▶ **ENTRIES SHOWN**
━━━━━━

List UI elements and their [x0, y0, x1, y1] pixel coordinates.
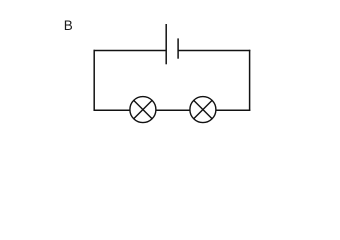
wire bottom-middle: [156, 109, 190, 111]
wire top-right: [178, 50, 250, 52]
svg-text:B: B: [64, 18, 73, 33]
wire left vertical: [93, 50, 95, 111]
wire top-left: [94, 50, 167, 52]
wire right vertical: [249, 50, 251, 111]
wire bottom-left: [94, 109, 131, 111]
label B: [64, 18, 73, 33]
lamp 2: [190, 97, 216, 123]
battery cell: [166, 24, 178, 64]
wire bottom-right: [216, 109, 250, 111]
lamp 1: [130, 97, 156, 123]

━━━━━━

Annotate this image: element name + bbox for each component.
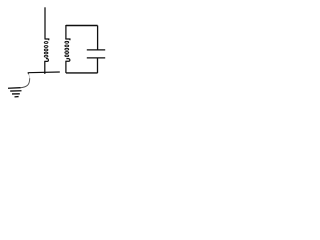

━━━━━━

▶ **REQUIRED TASK**
Rewrite the lines from the one containing "List UI elements" through the one containing "lamp 1: [130, 97, 156, 123]", both included, switching "pixel" to "image" and changing nothing else. Omit the pictures from the output.

▶ **RESULT OF THE TASK**
List UI elements and their [x0, y0, x1, y1] image coordinates.
wire bottom-middle: [156, 109, 190, 111]
wire top-right: [178, 50, 250, 52]
svg-text:B: B: [64, 18, 73, 33]
wire left vertical: [93, 50, 95, 111]
wire top-left: [94, 50, 167, 52]
wire right vertical: [249, 50, 251, 111]
wire bottom-left: [94, 109, 131, 111]
label B: [64, 18, 73, 33]
lamp 2: [190, 97, 216, 123]
battery cell: [166, 24, 178, 64]
wire bottom-right: [216, 109, 250, 111]
lamp 1: [130, 97, 156, 123]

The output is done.